═════ Dataset rows ═════

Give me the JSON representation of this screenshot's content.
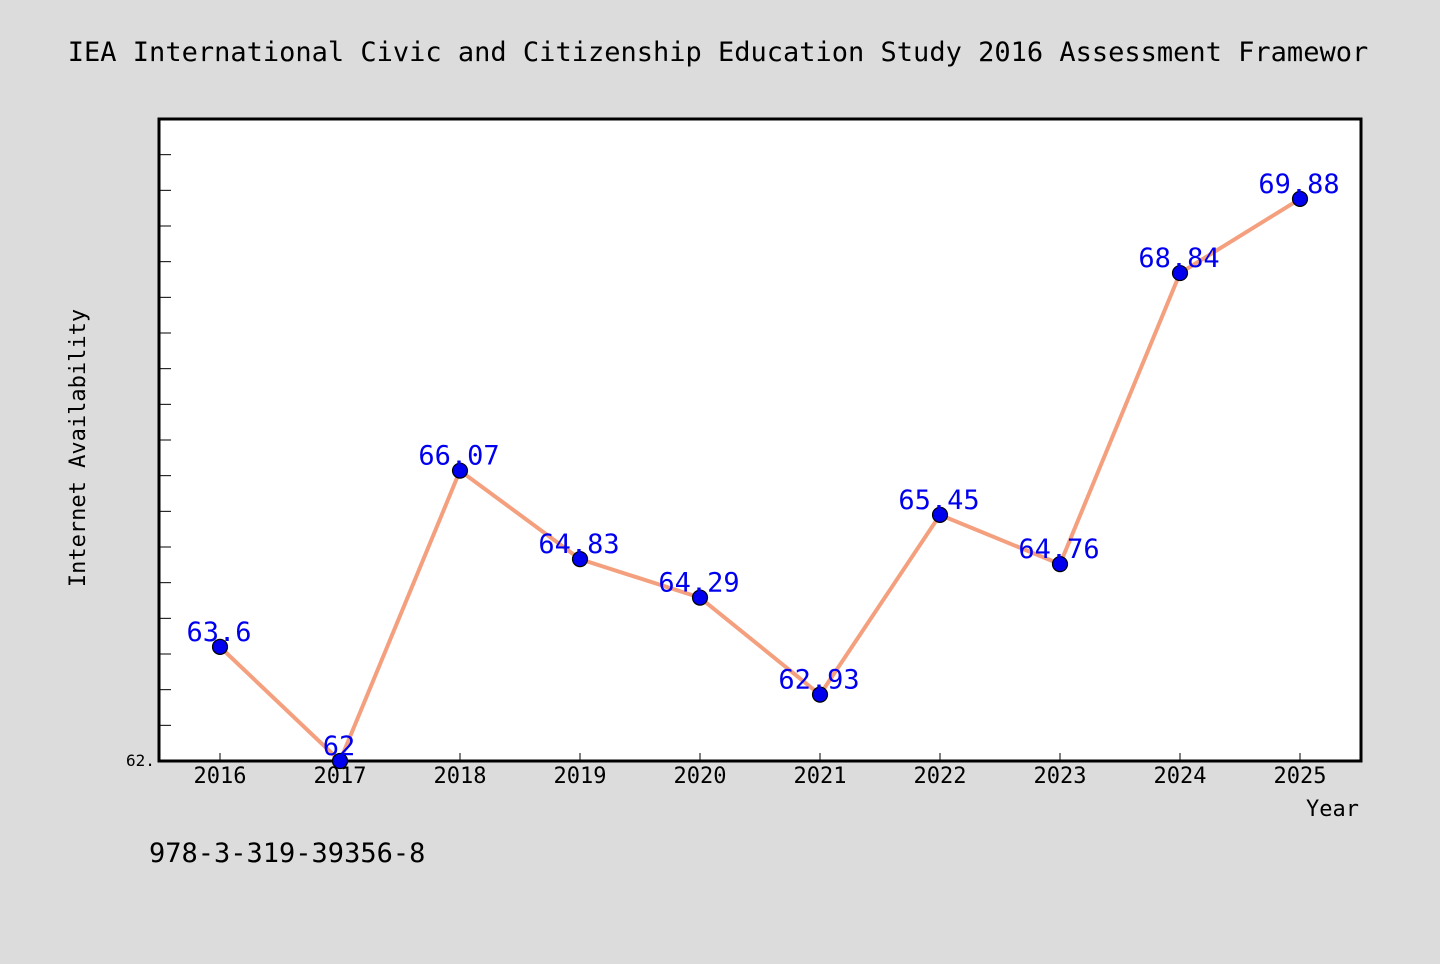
{
  "chart_data": {
    "type": "line",
    "title": "IEA International Civic and Citizenship Education Study 2016 Assessment Framewor",
    "xlabel": "Year",
    "ylabel": "Internet Availability",
    "categories": [
      "2016",
      "2017",
      "2018",
      "2019",
      "2020",
      "2021",
      "2022",
      "2023",
      "2024",
      "2025"
    ],
    "series": [
      {
        "values": [
          63.6,
          62,
          66.07,
          64.83,
          64.29,
          62.93,
          65.45,
          64.76,
          68.84,
          69.88
        ],
        "data_labels": [
          "63.6",
          "62",
          "66.07",
          "64.83",
          "64.29",
          "62.93",
          "65.45",
          "64.76",
          "68.84",
          "69.88"
        ],
        "line_color": "#f4a07e",
        "marker_color": "#0000ee",
        "label_color": "#0000ee"
      }
    ],
    "ylim": [
      62,
      71
    ],
    "y_tick_label": "62.",
    "grid": false,
    "legend": "none"
  },
  "footer": {
    "isbn": "978-3-319-39356-8"
  },
  "colors": {
    "background": "#dcdcdc",
    "plot_background": "#ffffff",
    "axis": "#000000"
  }
}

═════

Quote the full listing above word for word; exclude every picture from the copy.

Worked answer:
Give me the JSON representation of this screenshot's content.
{
  "chart_data": {
    "type": "line",
    "title": "IEA International Civic and Citizenship Education Study 2016 Assessment Framewor",
    "xlabel": "Year",
    "ylabel": "Internet Availability",
    "categories": [
      "2016",
      "2017",
      "2018",
      "2019",
      "2020",
      "2021",
      "2022",
      "2023",
      "2024",
      "2025"
    ],
    "series": [
      {
        "values": [
          63.6,
          62,
          66.07,
          64.83,
          64.29,
          62.93,
          65.45,
          64.76,
          68.84,
          69.88
        ],
        "data_labels": [
          "63.6",
          "62",
          "66.07",
          "64.83",
          "64.29",
          "62.93",
          "65.45",
          "64.76",
          "68.84",
          "69.88"
        ],
        "line_color": "#f4a07e",
        "marker_color": "#0000ee",
        "label_color": "#0000ee"
      }
    ],
    "ylim": [
      62,
      71
    ],
    "y_tick_label": "62.",
    "grid": false,
    "legend": "none"
  },
  "footer": {
    "isbn": "978-3-319-39356-8"
  },
  "colors": {
    "background": "#dcdcdc",
    "plot_background": "#ffffff",
    "axis": "#000000"
  }
}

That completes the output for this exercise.